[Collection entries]
* * * * * * * * *

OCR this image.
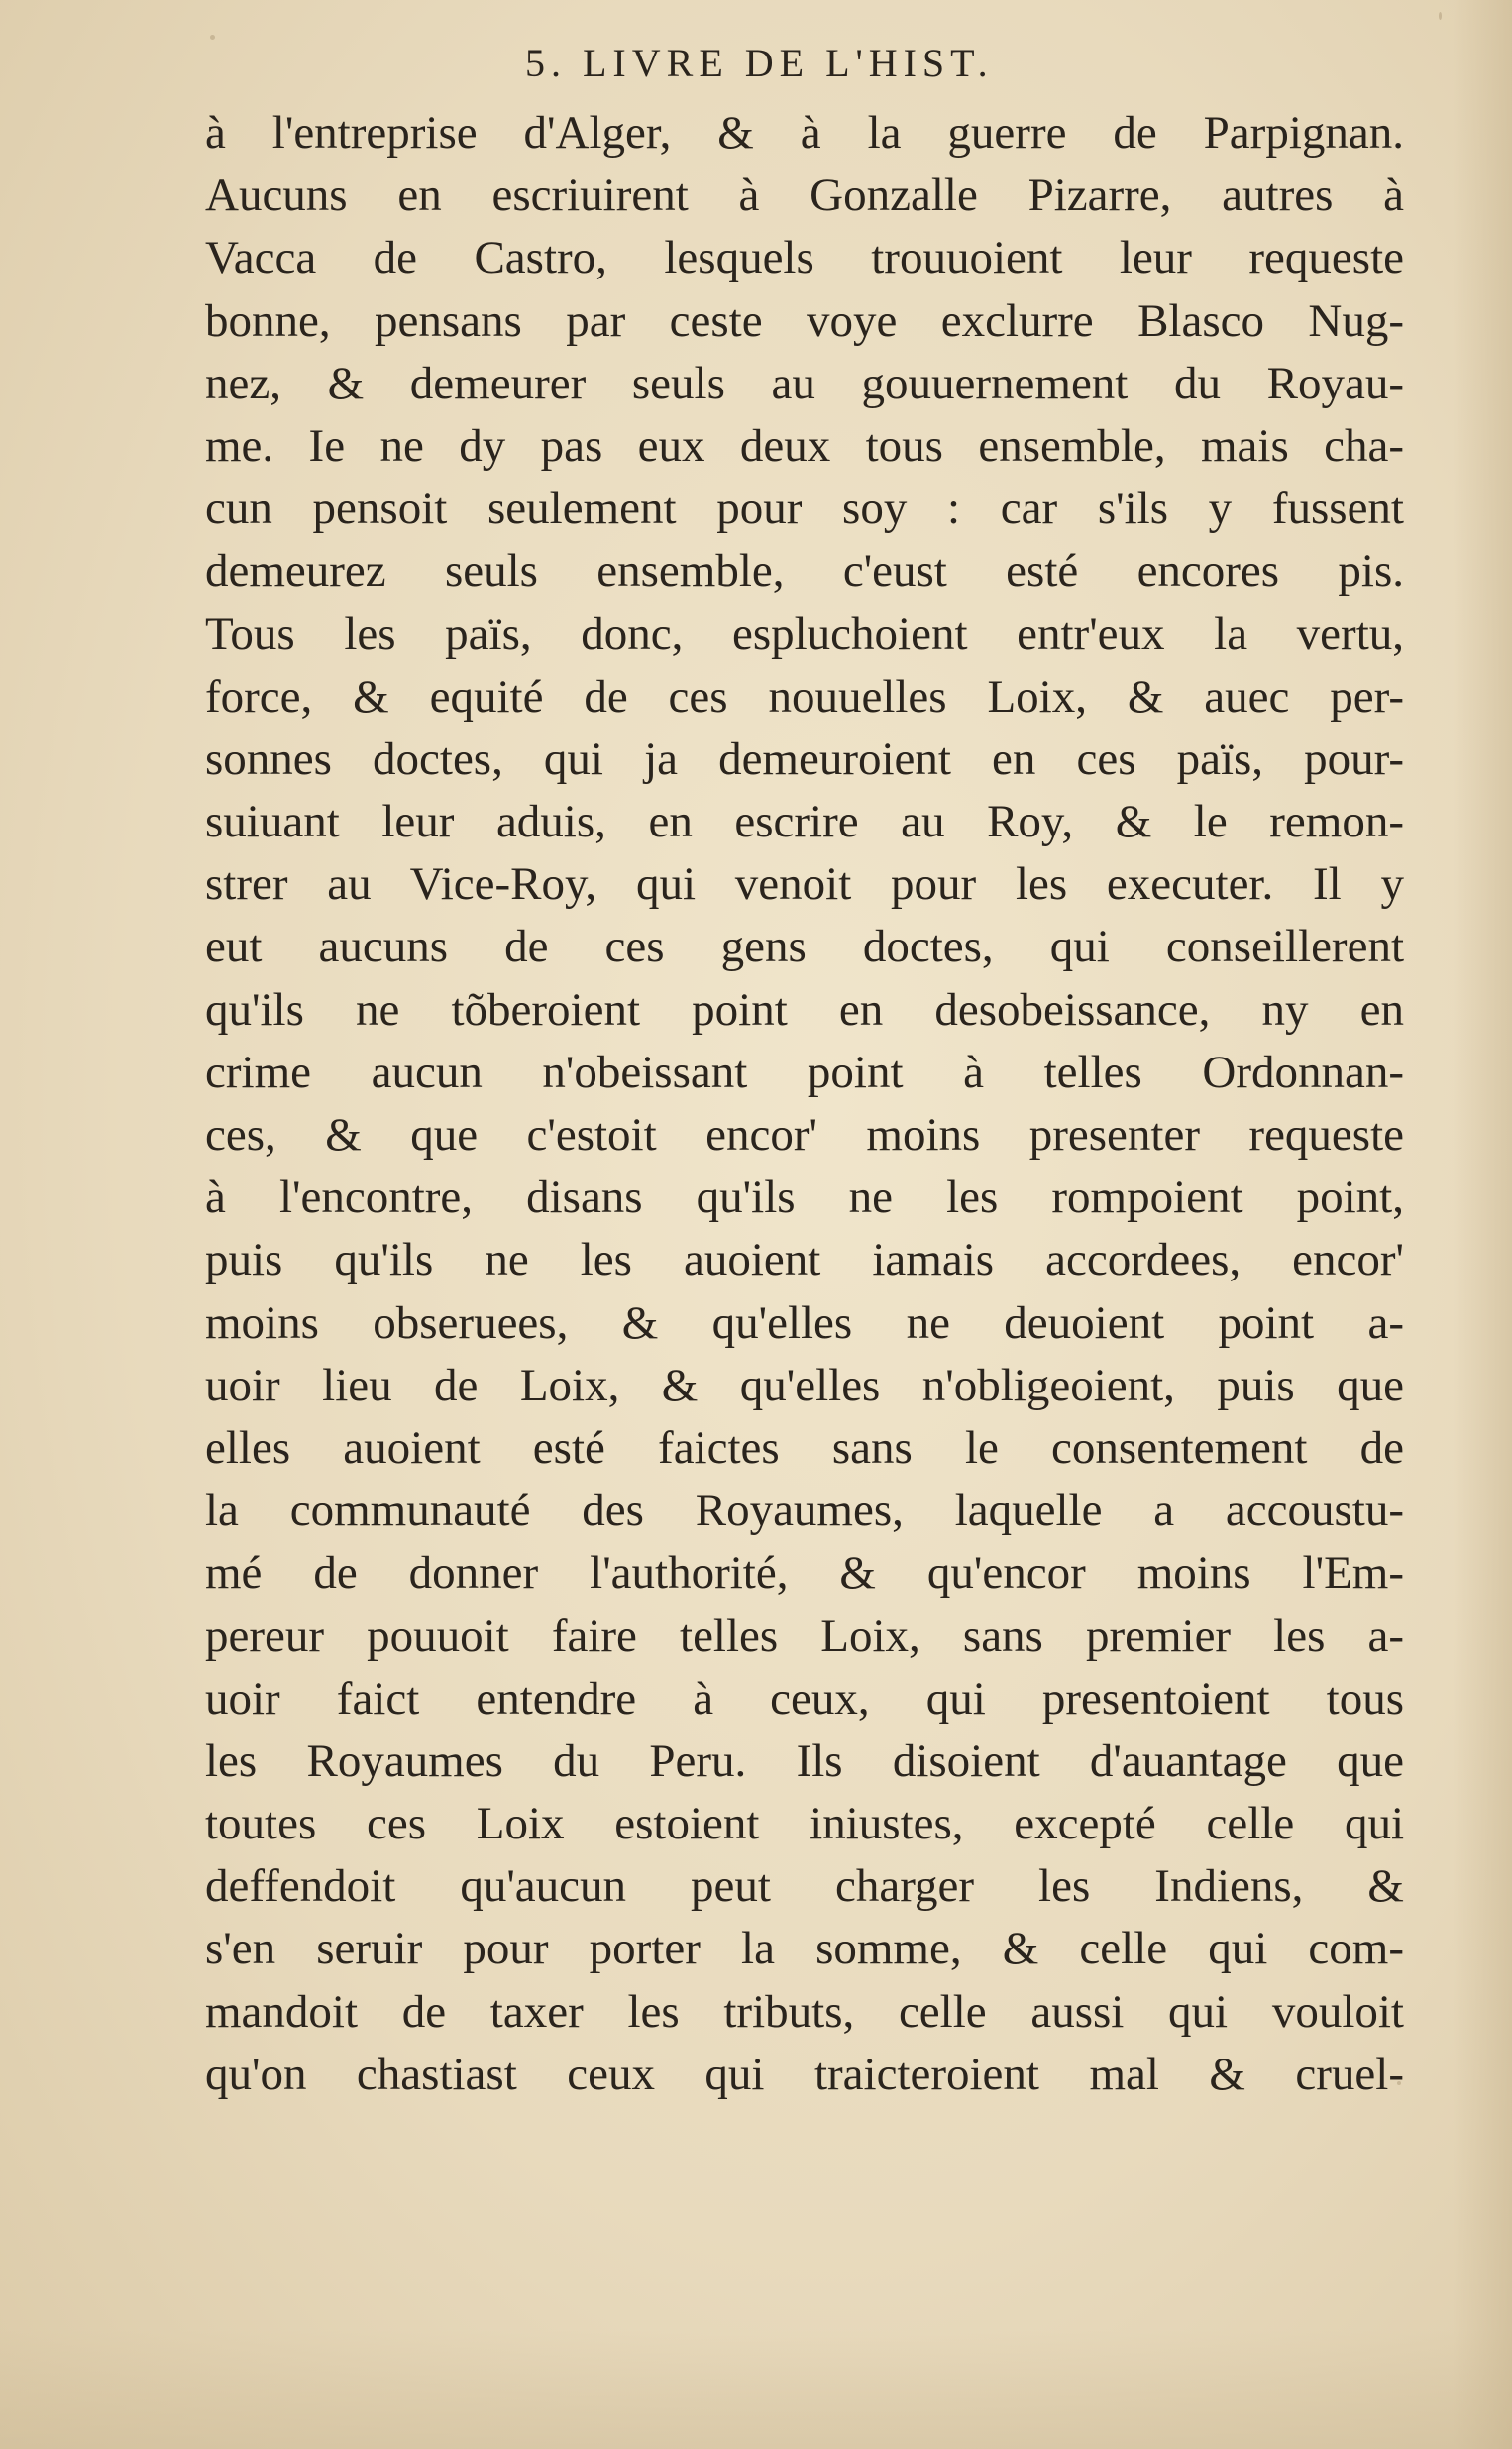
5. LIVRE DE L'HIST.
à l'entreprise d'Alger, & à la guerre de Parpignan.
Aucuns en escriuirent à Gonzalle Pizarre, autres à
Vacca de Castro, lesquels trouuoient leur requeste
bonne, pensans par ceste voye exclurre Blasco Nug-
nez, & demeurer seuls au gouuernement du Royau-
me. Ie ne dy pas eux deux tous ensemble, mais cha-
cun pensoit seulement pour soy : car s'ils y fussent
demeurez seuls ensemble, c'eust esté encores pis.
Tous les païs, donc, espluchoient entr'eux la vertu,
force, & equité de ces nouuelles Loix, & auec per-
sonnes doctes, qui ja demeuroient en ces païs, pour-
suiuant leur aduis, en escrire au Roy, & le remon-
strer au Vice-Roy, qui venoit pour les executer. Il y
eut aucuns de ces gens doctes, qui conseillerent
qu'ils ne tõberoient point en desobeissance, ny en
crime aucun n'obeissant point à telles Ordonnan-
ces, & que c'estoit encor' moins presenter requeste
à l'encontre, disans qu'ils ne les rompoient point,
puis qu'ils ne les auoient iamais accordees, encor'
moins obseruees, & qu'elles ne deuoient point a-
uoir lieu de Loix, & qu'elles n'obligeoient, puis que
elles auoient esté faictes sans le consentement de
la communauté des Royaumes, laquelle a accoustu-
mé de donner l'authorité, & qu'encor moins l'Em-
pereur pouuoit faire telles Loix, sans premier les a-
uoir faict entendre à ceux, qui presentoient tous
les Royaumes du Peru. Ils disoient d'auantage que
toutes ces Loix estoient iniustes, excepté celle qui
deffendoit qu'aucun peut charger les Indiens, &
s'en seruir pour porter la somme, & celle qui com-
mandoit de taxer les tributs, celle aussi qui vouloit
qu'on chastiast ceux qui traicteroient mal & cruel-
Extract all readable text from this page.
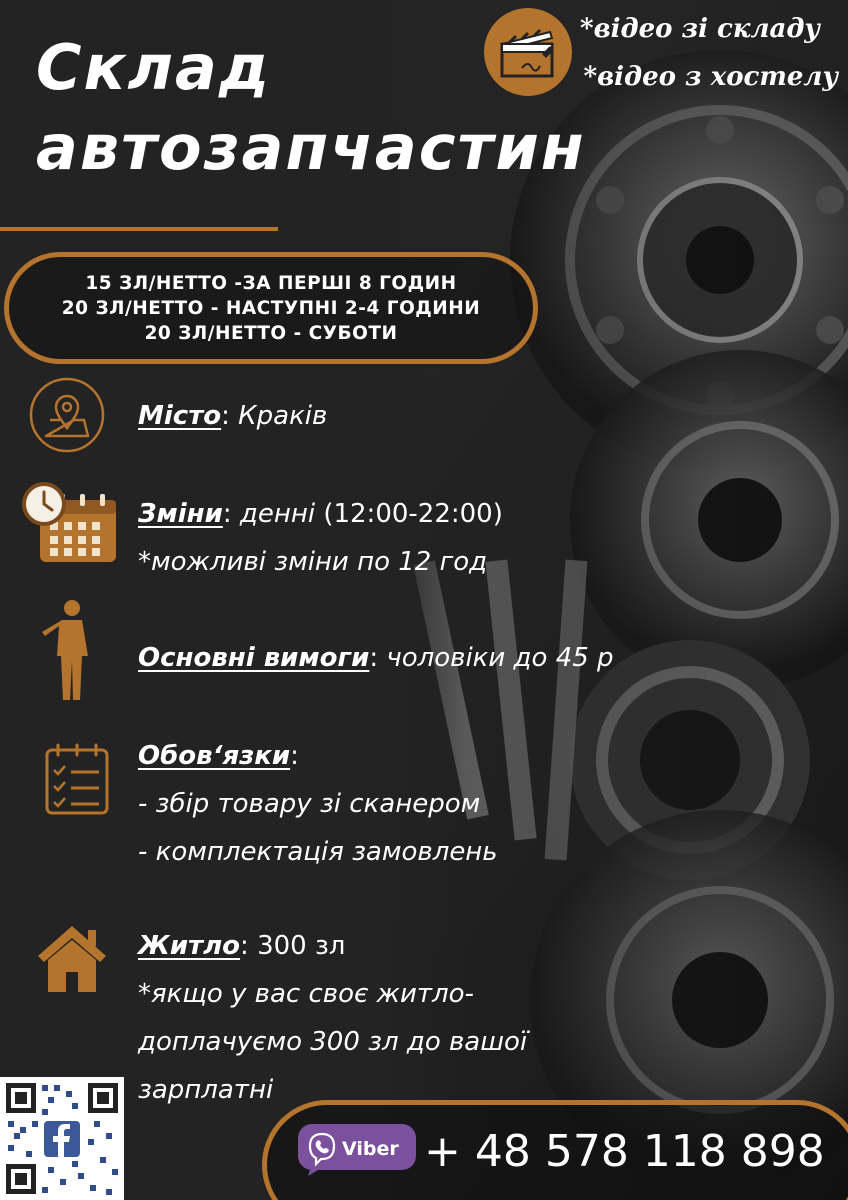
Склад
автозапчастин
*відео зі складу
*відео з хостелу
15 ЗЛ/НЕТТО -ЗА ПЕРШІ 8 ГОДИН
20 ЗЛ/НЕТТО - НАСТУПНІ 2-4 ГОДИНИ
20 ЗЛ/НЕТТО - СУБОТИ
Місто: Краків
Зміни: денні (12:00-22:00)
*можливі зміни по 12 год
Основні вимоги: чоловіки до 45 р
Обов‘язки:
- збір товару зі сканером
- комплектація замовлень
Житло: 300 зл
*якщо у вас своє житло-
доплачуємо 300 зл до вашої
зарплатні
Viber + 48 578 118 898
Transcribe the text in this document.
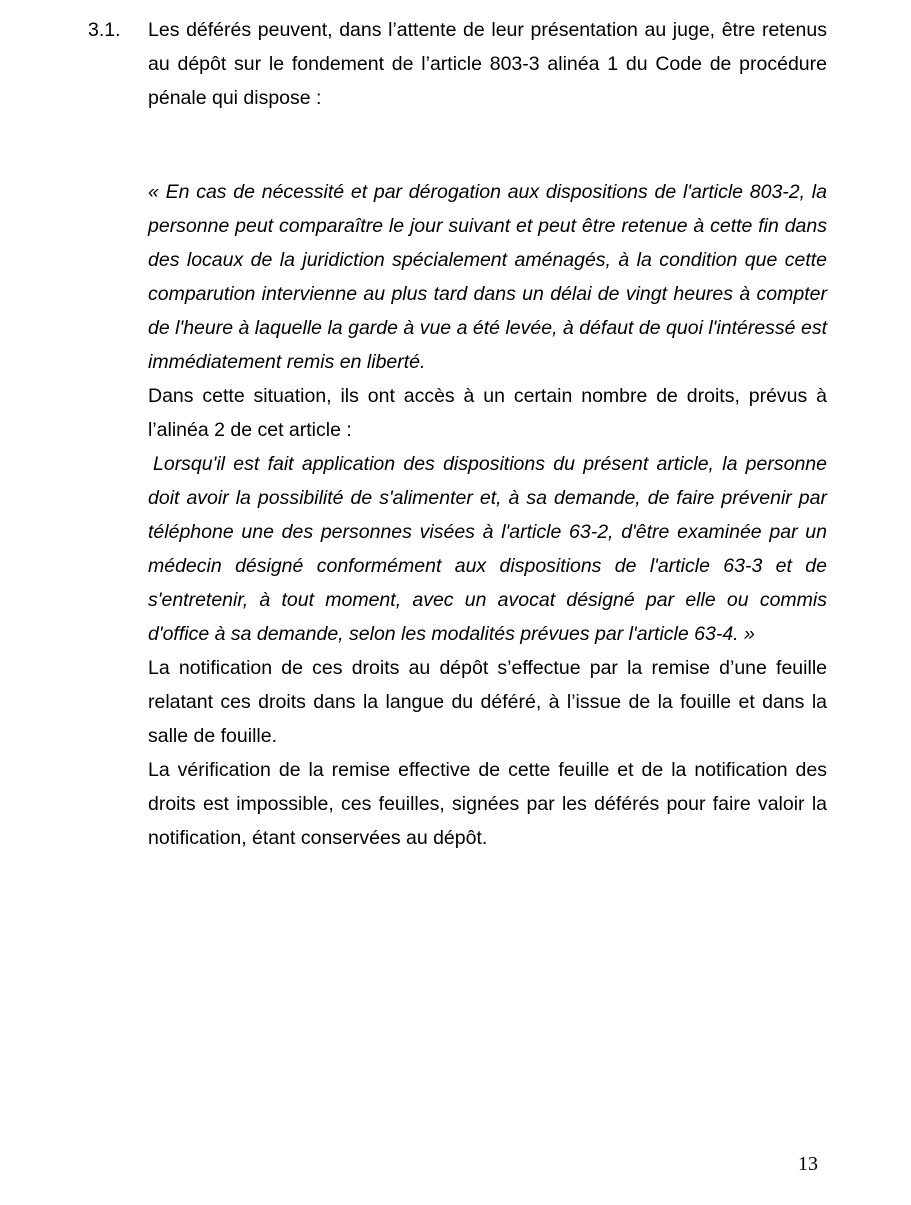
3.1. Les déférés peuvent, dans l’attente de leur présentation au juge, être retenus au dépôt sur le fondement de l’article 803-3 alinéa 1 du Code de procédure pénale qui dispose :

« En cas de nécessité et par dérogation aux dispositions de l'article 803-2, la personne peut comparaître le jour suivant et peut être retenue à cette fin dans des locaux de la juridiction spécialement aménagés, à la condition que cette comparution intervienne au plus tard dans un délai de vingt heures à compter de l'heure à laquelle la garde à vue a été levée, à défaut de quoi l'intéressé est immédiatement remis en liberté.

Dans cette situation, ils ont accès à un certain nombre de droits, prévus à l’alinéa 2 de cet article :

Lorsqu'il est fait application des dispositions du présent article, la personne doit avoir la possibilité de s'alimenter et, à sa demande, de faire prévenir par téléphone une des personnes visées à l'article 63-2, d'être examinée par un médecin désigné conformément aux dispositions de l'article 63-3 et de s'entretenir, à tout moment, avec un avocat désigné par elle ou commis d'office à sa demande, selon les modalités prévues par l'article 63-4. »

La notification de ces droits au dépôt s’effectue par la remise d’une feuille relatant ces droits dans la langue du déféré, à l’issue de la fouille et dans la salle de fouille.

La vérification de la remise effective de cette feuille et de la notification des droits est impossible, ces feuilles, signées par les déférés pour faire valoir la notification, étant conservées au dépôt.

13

* * * * * * * * *

WHAT YOU SHOULD DO: Without including any pictures, output all the entries above exactly.

EXPECTED ANSWER:
OCR this image.
5. LIVRE DE L'HIST.
à l'entreprise d'Alger, & à la guerre de Parpignan.
Aucuns en escriuirent à Gonzalle Pizarre, autres à
Vacca de Castro, lesquels trouuoient leur requeste
bonne, pensans par ceste voye exclurre Blasco Nug-
nez, & demeurer seuls au gouuernement du Royau-
me. Ie ne dy pas eux deux tous ensemble, mais cha-
cun pensoit seulement pour soy : car s'ils y fussent
demeurez seuls ensemble, c'eust esté encores pis.
Tous les païs, donc, espluchoient entr'eux la vertu,
force, & equité de ces nouuelles Loix, & auec per-
sonnes doctes, qui ja demeuroient en ces païs, pour-
suiuant leur aduis, en escrire au Roy, & le remon-
strer au Vice-Roy, qui venoit pour les executer. Il y
eut aucuns de ces gens doctes, qui conseillerent
qu'ils ne tõberoient point en desobeissance, ny en
crime aucun n'obeissant point à telles Ordonnan-
ces, & que c'estoit encor' moins presenter requeste
à l'encontre, disans qu'ils ne les rompoient point,
puis qu'ils ne les auoient iamais accordees, encor'
moins obseruees, & qu'elles ne deuoient point a-
uoir lieu de Loix, & qu'elles n'obligeoient, puis que
elles auoient esté faictes sans le consentement de
la communauté des Royaumes, laquelle a accoustu-
mé de donner l'authorité, & qu'encor moins l'Em-
pereur pouuoit faire telles Loix, sans premier les a-
uoir faict entendre à ceux, qui presentoient tous
les Royaumes du Peru. Ils disoient d'auantage que
toutes ces Loix estoient iniustes, excepté celle qui
deffendoit qu'aucun peut charger les Indiens, &
s'en seruir pour porter la somme, & celle qui com-
mandoit de taxer les tributs, celle aussi qui vouloit
qu'on chastiast ceux qui traicteroient mal & cruel-
Extract all readable text from this page.
Склад
автозапчастин
*відео зі складу
*відео з хостелу
15 ЗЛ/НЕТТО -ЗА ПЕРШІ 8 ГОДИН
20 ЗЛ/НЕТТО - НАСТУПНІ 2-4 ГОДИНИ
20 ЗЛ/НЕТТО - СУБОТИ
Місто: Краків
Зміни: денні (12:00-22:00)
*можливі зміни по 12 год
Основні вимоги: чоловіки до 45 р
Обов‘язки:
- збір товару зі сканером
- комплектація замовлень
Житло: 300 зл
*якщо у вас своє житло-
доплачуємо 300 зл до вашої
зарплатні
Viber + 48 578 118 898
Transcribe the text in this document.
3.1. Les déférés peuvent, dans l’attente de leur présentation au juge, être retenus au dépôt sur le fondement de l’article 803-3 alinéa 1 du Code de procédure pénale qui dispose :

« En cas de nécessité et par dérogation aux dispositions de l'article 803-2, la personne peut comparaître le jour suivant et peut être retenue à cette fin dans des locaux de la juridiction spécialement aménagés, à la condition que cette comparution intervienne au plus tard dans un délai de vingt heures à compter de l'heure à laquelle la garde à vue a été levée, à défaut de quoi l'intéressé est immédiatement remis en liberté.

Dans cette situation, ils ont accès à un certain nombre de droits, prévus à l’alinéa 2 de cet article :

Lorsqu'il est fait application des dispositions du présent article, la personne doit avoir la possibilité de s'alimenter et, à sa demande, de faire prévenir par téléphone une des personnes visées à l'article 63-2, d'être examinée par un médecin désigné conformément aux dispositions de l'article 63-3 et de s'entretenir, à tout moment, avec un avocat désigné par elle ou commis d'office à sa demande, selon les modalités prévues par l'article 63-4. »

La notification de ces droits au dépôt s’effectue par la remise d’une feuille relatant ces droits dans la langue du déféré, à l’issue de la fouille et dans la salle de fouille.

La vérification de la remise effective de cette feuille et de la notification des droits est impossible, ces feuilles, signées par les déférés pour faire valoir la notification, étant conservées au dépôt.

13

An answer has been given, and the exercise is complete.